[Excerpts from a figure dataset]
══════════

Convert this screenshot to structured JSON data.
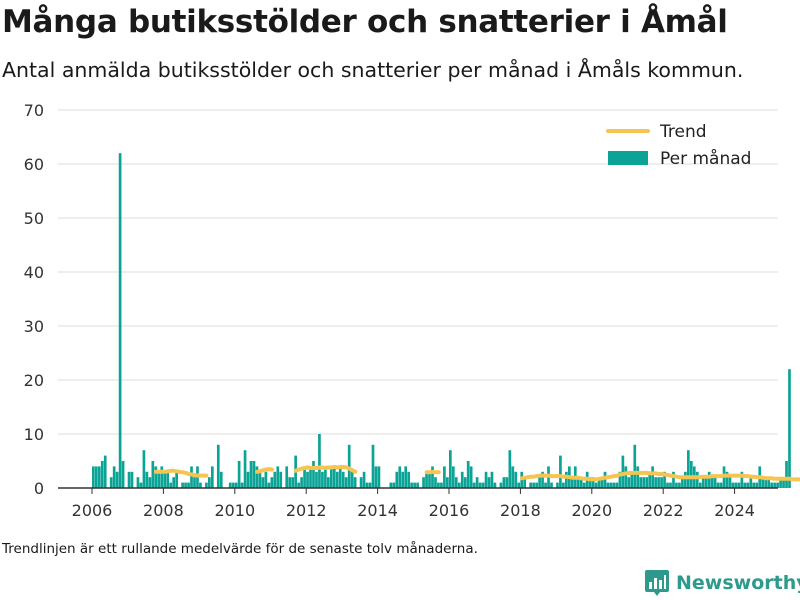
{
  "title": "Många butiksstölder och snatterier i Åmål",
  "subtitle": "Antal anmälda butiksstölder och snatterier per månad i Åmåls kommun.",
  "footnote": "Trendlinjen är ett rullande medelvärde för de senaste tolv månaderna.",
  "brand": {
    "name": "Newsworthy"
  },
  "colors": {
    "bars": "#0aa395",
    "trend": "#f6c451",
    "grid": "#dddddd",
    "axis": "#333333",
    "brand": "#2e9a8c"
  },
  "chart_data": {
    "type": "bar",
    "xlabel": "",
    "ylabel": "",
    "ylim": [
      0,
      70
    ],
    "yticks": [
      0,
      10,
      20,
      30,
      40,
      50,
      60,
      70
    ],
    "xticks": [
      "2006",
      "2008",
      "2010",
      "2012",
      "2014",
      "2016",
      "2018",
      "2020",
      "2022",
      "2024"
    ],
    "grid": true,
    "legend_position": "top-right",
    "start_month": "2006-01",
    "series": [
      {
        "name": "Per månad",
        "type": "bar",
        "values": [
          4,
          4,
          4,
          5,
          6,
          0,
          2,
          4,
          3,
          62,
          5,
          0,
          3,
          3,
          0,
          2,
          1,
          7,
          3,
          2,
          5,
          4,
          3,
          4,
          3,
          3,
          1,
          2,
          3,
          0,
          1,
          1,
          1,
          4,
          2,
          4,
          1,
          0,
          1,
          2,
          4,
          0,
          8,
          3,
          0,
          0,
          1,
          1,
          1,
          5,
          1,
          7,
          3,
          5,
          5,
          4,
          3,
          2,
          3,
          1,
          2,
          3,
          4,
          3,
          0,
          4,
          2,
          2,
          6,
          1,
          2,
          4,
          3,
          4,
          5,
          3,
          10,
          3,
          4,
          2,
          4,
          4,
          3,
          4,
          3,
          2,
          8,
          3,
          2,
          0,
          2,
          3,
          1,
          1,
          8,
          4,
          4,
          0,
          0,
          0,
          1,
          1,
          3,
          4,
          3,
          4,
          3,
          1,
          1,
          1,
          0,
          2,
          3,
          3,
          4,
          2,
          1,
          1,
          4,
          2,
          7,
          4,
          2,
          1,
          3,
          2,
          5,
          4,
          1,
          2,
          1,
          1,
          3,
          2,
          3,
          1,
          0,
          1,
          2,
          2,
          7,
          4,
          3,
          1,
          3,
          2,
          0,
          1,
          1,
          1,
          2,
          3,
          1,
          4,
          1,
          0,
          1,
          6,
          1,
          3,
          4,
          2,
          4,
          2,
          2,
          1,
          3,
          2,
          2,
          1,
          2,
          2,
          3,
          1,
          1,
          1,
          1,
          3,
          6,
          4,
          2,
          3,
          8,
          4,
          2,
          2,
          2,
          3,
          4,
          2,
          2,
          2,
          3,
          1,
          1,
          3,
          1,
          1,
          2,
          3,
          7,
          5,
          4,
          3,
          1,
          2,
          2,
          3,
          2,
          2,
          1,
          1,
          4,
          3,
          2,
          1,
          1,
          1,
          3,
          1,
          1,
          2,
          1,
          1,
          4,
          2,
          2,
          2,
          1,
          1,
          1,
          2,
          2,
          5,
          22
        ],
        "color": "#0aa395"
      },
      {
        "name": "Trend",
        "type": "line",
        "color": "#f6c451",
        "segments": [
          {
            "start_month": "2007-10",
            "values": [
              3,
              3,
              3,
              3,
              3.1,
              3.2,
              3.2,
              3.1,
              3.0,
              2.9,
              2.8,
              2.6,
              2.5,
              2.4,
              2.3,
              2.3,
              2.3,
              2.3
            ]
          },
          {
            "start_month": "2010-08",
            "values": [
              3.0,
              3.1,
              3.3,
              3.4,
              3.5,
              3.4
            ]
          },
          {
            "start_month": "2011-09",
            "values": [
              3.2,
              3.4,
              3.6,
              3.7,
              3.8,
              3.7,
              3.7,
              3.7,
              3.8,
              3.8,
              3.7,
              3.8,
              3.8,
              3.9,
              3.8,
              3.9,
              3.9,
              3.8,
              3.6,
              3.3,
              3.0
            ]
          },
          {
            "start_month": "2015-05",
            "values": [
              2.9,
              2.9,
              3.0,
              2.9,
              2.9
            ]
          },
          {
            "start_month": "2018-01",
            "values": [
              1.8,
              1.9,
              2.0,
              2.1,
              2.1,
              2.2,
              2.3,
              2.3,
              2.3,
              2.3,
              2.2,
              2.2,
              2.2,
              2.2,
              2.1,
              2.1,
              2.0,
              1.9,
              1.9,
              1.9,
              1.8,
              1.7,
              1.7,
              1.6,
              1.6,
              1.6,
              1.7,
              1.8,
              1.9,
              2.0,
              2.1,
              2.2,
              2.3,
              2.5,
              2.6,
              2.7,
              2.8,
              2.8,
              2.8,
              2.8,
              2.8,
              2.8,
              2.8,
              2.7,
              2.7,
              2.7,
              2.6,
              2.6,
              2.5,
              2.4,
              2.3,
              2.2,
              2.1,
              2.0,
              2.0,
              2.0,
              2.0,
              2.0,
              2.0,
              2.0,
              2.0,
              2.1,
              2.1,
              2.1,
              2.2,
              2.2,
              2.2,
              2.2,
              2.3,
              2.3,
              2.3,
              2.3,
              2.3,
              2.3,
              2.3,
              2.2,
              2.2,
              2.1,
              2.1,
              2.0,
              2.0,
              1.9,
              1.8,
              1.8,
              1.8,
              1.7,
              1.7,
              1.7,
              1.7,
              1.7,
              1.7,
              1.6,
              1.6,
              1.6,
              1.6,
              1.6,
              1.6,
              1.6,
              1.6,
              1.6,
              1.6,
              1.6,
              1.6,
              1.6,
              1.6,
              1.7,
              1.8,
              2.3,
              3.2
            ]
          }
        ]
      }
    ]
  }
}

══════════

→ Set exercise: Can the entries above be repeated exactly, without their pictures?

→ Correct output:
Convert this screenshot to structured JSON data.
{
  "title": "Många butiksstölder och snatterier i Åmål",
  "subtitle": "Antal anmälda butiksstölder och snatterier per månad i Åmåls kommun.",
  "footnote": "Trendlinjen är ett rullande medelvärde för de senaste tolv månaderna.",
  "brand": {
    "name": "Newsworthy"
  },
  "colors": {
    "bars": "#0aa395",
    "trend": "#f6c451",
    "grid": "#dddddd",
    "axis": "#333333",
    "brand": "#2e9a8c"
  },
  "chart_data": {
    "type": "bar",
    "xlabel": "",
    "ylabel": "",
    "ylim": [
      0,
      70
    ],
    "yticks": [
      0,
      10,
      20,
      30,
      40,
      50,
      60,
      70
    ],
    "xticks": [
      "2006",
      "2008",
      "2010",
      "2012",
      "2014",
      "2016",
      "2018",
      "2020",
      "2022",
      "2024"
    ],
    "grid": true,
    "legend_position": "top-right",
    "start_month": "2006-01",
    "series": [
      {
        "name": "Per månad",
        "type": "bar",
        "values": [
          4,
          4,
          4,
          5,
          6,
          0,
          2,
          4,
          3,
          62,
          5,
          0,
          3,
          3,
          0,
          2,
          1,
          7,
          3,
          2,
          5,
          4,
          3,
          4,
          3,
          3,
          1,
          2,
          3,
          0,
          1,
          1,
          1,
          4,
          2,
          4,
          1,
          0,
          1,
          2,
          4,
          0,
          8,
          3,
          0,
          0,
          1,
          1,
          1,
          5,
          1,
          7,
          3,
          5,
          5,
          4,
          3,
          2,
          3,
          1,
          2,
          3,
          4,
          3,
          0,
          4,
          2,
          2,
          6,
          1,
          2,
          4,
          3,
          4,
          5,
          3,
          10,
          3,
          4,
          2,
          4,
          4,
          3,
          4,
          3,
          2,
          8,
          3,
          2,
          0,
          2,
          3,
          1,
          1,
          8,
          4,
          4,
          0,
          0,
          0,
          1,
          1,
          3,
          4,
          3,
          4,
          3,
          1,
          1,
          1,
          0,
          2,
          3,
          3,
          4,
          2,
          1,
          1,
          4,
          2,
          7,
          4,
          2,
          1,
          3,
          2,
          5,
          4,
          1,
          2,
          1,
          1,
          3,
          2,
          3,
          1,
          0,
          1,
          2,
          2,
          7,
          4,
          3,
          1,
          3,
          2,
          0,
          1,
          1,
          1,
          2,
          3,
          1,
          4,
          1,
          0,
          1,
          6,
          1,
          3,
          4,
          2,
          4,
          2,
          2,
          1,
          3,
          2,
          2,
          1,
          2,
          2,
          3,
          1,
          1,
          1,
          1,
          3,
          6,
          4,
          2,
          3,
          8,
          4,
          2,
          2,
          2,
          3,
          4,
          2,
          2,
          2,
          3,
          1,
          1,
          3,
          1,
          1,
          2,
          3,
          7,
          5,
          4,
          3,
          1,
          2,
          2,
          3,
          2,
          2,
          1,
          1,
          4,
          3,
          2,
          1,
          1,
          1,
          3,
          1,
          1,
          2,
          1,
          1,
          4,
          2,
          2,
          2,
          1,
          1,
          1,
          2,
          2,
          5,
          22
        ],
        "color": "#0aa395"
      },
      {
        "name": "Trend",
        "type": "line",
        "color": "#f6c451",
        "segments": [
          {
            "start_month": "2007-10",
            "values": [
              3,
              3,
              3,
              3,
              3.1,
              3.2,
              3.2,
              3.1,
              3.0,
              2.9,
              2.8,
              2.6,
              2.5,
              2.4,
              2.3,
              2.3,
              2.3,
              2.3
            ]
          },
          {
            "start_month": "2010-08",
            "values": [
              3.0,
              3.1,
              3.3,
              3.4,
              3.5,
              3.4
            ]
          },
          {
            "start_month": "2011-09",
            "values": [
              3.2,
              3.4,
              3.6,
              3.7,
              3.8,
              3.7,
              3.7,
              3.7,
              3.8,
              3.8,
              3.7,
              3.8,
              3.8,
              3.9,
              3.8,
              3.9,
              3.9,
              3.8,
              3.6,
              3.3,
              3.0
            ]
          },
          {
            "start_month": "2015-05",
            "values": [
              2.9,
              2.9,
              3.0,
              2.9,
              2.9
            ]
          },
          {
            "start_month": "2018-01",
            "values": [
              1.8,
              1.9,
              2.0,
              2.1,
              2.1,
              2.2,
              2.3,
              2.3,
              2.3,
              2.3,
              2.2,
              2.2,
              2.2,
              2.2,
              2.1,
              2.1,
              2.0,
              1.9,
              1.9,
              1.9,
              1.8,
              1.7,
              1.7,
              1.6,
              1.6,
              1.6,
              1.7,
              1.8,
              1.9,
              2.0,
              2.1,
              2.2,
              2.3,
              2.5,
              2.6,
              2.7,
              2.8,
              2.8,
              2.8,
              2.8,
              2.8,
              2.8,
              2.8,
              2.7,
              2.7,
              2.7,
              2.6,
              2.6,
              2.5,
              2.4,
              2.3,
              2.2,
              2.1,
              2.0,
              2.0,
              2.0,
              2.0,
              2.0,
              2.0,
              2.0,
              2.0,
              2.1,
              2.1,
              2.1,
              2.2,
              2.2,
              2.2,
              2.2,
              2.3,
              2.3,
              2.3,
              2.3,
              2.3,
              2.3,
              2.3,
              2.2,
              2.2,
              2.1,
              2.1,
              2.0,
              2.0,
              1.9,
              1.8,
              1.8,
              1.8,
              1.7,
              1.7,
              1.7,
              1.7,
              1.7,
              1.7,
              1.6,
              1.6,
              1.6,
              1.6,
              1.6,
              1.6,
              1.6,
              1.6,
              1.6,
              1.6,
              1.6,
              1.6,
              1.6,
              1.6,
              1.7,
              1.8,
              2.3,
              3.2
            ]
          }
        ]
      }
    ]
  }
}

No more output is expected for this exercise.